DO THIS: Exactly reproduce each line of the listing that follows.

(Stored records)
begin
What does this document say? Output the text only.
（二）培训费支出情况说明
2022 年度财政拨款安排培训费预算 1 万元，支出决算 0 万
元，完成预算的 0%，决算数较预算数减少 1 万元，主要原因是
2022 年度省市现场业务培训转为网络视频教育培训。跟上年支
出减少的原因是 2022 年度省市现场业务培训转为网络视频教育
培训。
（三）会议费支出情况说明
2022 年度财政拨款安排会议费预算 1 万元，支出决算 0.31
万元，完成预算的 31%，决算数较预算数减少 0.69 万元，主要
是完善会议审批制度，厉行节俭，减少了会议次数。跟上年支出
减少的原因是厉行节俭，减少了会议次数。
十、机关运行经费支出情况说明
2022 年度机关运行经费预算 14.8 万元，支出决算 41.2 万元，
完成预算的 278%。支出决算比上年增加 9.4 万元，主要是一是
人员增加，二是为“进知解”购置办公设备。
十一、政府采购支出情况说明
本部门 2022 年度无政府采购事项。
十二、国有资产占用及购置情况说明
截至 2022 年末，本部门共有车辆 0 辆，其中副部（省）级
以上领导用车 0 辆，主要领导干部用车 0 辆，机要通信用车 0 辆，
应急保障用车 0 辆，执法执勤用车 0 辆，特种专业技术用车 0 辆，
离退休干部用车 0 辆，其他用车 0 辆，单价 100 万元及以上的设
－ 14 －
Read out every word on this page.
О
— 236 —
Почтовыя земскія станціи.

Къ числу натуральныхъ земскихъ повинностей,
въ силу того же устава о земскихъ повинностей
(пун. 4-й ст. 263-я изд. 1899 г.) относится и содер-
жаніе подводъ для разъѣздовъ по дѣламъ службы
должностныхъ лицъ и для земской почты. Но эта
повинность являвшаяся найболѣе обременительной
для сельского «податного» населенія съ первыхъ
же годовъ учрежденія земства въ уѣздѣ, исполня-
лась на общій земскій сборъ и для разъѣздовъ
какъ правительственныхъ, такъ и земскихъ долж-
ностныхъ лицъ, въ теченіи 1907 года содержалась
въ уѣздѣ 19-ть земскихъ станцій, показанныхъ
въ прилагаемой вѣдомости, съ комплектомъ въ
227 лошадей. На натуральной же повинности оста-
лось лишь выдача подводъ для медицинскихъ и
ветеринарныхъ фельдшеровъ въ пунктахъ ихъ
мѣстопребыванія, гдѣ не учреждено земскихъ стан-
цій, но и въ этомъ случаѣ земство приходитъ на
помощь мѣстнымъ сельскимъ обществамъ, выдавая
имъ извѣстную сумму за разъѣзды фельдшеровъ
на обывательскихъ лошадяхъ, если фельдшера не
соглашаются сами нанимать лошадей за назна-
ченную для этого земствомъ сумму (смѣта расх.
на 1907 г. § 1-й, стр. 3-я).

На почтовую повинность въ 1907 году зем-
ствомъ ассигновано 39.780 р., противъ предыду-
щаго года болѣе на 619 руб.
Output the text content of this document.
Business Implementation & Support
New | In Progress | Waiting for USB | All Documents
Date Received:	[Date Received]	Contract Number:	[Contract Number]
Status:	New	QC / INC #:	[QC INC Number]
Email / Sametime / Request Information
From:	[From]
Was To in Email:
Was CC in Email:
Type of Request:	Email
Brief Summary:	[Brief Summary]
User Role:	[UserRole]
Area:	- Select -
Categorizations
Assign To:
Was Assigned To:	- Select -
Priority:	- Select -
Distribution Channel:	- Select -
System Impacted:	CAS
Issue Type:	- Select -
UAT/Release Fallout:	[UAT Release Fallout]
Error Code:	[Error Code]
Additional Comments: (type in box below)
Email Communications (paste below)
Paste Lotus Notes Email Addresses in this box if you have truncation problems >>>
end
COMPLETE RESPONSE:
What does this document say? Output the text only.
（二）培训费支出情况说明
2022 年度财政拨款安排培训费预算 1 万元，支出决算 0 万
元，完成预算的 0%，决算数较预算数减少 1 万元，主要原因是
2022 年度省市现场业务培训转为网络视频教育培训。跟上年支
出减少的原因是 2022 年度省市现场业务培训转为网络视频教育
培训。
（三）会议费支出情况说明
2022 年度财政拨款安排会议费预算 1 万元，支出决算 0.31
万元，完成预算的 31%，决算数较预算数减少 0.69 万元，主要
是完善会议审批制度，厉行节俭，减少了会议次数。跟上年支出
减少的原因是厉行节俭，减少了会议次数。
十、机关运行经费支出情况说明
2022 年度机关运行经费预算 14.8 万元，支出决算 41.2 万元，
完成预算的 278%。支出决算比上年增加 9.4 万元，主要是一是
人员增加，二是为“进知解”购置办公设备。
十一、政府采购支出情况说明
本部门 2022 年度无政府采购事项。
十二、国有资产占用及购置情况说明
截至 2022 年末，本部门共有车辆 0 辆，其中副部（省）级
以上领导用车 0 辆，主要领导干部用车 0 辆，机要通信用车 0 辆，
应急保障用车 0 辆，执法执勤用车 0 辆，特种专业技术用车 0 辆，
离退休干部用车 0 辆，其他用车 0 辆，单价 100 万元及以上的设
－ 14 －
Read out every word on this page.
О
— 236 —
Почтовыя земскія станціи.

Къ числу натуральныхъ земскихъ повинностей,
въ силу того же устава о земскихъ повинностей
(пун. 4-й ст. 263-я изд. 1899 г.) относится и содер-
жаніе подводъ для разъѣздовъ по дѣламъ службы
должностныхъ лицъ и для земской почты. Но эта
повинность являвшаяся найболѣе обременительной
для сельского «податного» населенія съ первыхъ
же годовъ учрежденія земства въ уѣздѣ, исполня-
лась на общій земскій сборъ и для разъѣздовъ
какъ правительственныхъ, такъ и земскихъ долж-
ностныхъ лицъ, въ теченіи 1907 года содержалась
въ уѣздѣ 19-ть земскихъ станцій, показанныхъ
въ прилагаемой вѣдомости, съ комплектомъ въ
227 лошадей. На натуральной же повинности оста-
лось лишь выдача подводъ для медицинскихъ и
ветеринарныхъ фельдшеровъ въ пунктахъ ихъ
мѣстопребыванія, гдѣ не учреждено земскихъ стан-
цій, но и въ этомъ случаѣ земство приходитъ на
помощь мѣстнымъ сельскимъ обществамъ, выдавая
имъ извѣстную сумму за разъѣзды фельдшеровъ
на обывательскихъ лошадяхъ, если фельдшера не
соглашаются сами нанимать лошадей за назна-
ченную для этого земствомъ сумму (смѣта расх.
на 1907 г. § 1-й, стр. 3-я).

На почтовую повинность въ 1907 году зем-
ствомъ ассигновано 39.780 р., противъ предыду-
щаго года болѣе на 619 руб.
Output the text content of this document.
Business Implementation & Support
New | In Progress | Waiting for USB | All Documents
Date Received:	[Date Received]	Contract Number:	[Contract Number]
Status:	New	QC / INC #:	[QC INC Number]
Email / Sametime / Request Information
From:	[From]
Was To in Email:
Was CC in Email:
Type of Request:	Email
Brief Summary:	[Brief Summary]
User Role:	[UserRole]
Area:	- Select -
Categorizations
Assign To:
Was Assigned To:	- Select -
Priority:	- Select -
Distribution Channel:	- Select -
System Impacted:	CAS
Issue Type:	- Select -
UAT/Release Fallout:	[UAT Release Fallout]
Error Code:	[Error Code]
Additional Comments: (type in box below)
Email Communications (paste below)
Paste Lotus Notes Email Addresses in this box if you have truncation problems >>>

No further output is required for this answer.